§ **Exercise task**: Copy out each line that has "wektora" in it.

§ **Material for this task**:
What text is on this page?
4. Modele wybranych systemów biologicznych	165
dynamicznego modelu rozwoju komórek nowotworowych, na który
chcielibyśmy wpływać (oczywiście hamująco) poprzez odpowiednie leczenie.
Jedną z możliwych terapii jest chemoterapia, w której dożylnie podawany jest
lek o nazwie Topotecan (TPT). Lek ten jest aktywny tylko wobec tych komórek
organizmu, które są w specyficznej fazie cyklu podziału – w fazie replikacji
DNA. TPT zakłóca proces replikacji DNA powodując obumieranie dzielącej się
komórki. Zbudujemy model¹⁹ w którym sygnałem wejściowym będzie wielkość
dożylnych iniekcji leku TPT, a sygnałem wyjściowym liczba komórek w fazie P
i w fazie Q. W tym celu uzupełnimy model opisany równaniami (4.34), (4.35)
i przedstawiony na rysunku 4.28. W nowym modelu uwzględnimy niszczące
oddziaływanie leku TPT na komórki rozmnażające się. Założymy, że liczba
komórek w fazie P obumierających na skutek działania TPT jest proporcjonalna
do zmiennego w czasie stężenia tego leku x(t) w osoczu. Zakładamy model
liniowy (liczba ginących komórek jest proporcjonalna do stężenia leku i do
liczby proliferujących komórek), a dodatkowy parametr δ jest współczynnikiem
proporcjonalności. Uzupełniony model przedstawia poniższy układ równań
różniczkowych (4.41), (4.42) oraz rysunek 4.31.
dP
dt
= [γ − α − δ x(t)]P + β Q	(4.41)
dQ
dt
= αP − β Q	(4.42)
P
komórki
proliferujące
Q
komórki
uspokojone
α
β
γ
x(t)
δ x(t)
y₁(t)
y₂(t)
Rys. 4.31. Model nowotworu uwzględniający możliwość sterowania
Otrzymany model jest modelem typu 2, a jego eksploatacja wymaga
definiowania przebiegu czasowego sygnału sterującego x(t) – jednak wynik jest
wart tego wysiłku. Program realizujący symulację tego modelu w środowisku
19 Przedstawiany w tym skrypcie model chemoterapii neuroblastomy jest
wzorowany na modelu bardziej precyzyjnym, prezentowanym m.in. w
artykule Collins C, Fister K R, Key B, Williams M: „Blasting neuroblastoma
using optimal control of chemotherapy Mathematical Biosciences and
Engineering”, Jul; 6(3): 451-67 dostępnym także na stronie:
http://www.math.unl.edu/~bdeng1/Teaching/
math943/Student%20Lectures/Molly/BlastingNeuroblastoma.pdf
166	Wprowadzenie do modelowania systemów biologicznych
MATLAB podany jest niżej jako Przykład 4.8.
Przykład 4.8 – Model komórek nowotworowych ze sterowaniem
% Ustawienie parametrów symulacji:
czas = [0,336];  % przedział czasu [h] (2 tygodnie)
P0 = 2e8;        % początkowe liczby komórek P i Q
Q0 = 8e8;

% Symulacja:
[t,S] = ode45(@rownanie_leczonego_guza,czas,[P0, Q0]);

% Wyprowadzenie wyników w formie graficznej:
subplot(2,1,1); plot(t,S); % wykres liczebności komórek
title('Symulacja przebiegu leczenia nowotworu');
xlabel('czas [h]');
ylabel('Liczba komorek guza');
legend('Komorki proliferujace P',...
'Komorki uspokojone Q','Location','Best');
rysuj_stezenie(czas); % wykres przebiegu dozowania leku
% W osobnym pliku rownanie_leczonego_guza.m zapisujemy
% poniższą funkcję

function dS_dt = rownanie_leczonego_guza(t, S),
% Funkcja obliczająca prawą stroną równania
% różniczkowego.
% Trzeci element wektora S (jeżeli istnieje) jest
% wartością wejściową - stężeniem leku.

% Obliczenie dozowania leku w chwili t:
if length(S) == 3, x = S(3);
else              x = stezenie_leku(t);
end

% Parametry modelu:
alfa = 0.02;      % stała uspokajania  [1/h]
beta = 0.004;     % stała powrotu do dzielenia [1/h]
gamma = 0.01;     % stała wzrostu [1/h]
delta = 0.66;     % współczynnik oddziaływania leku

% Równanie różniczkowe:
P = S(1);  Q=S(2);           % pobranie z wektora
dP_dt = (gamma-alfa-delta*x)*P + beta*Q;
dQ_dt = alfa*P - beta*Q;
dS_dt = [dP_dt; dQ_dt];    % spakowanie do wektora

§ **Answer for the task**:
% Trzeci element wektora S (jeżeli istnieje) jest
P = S(1);  Q=S(2);           % pobranie z wektora
dS_dt = [dP_dt; dQ_dt];    % spakowanie do wektora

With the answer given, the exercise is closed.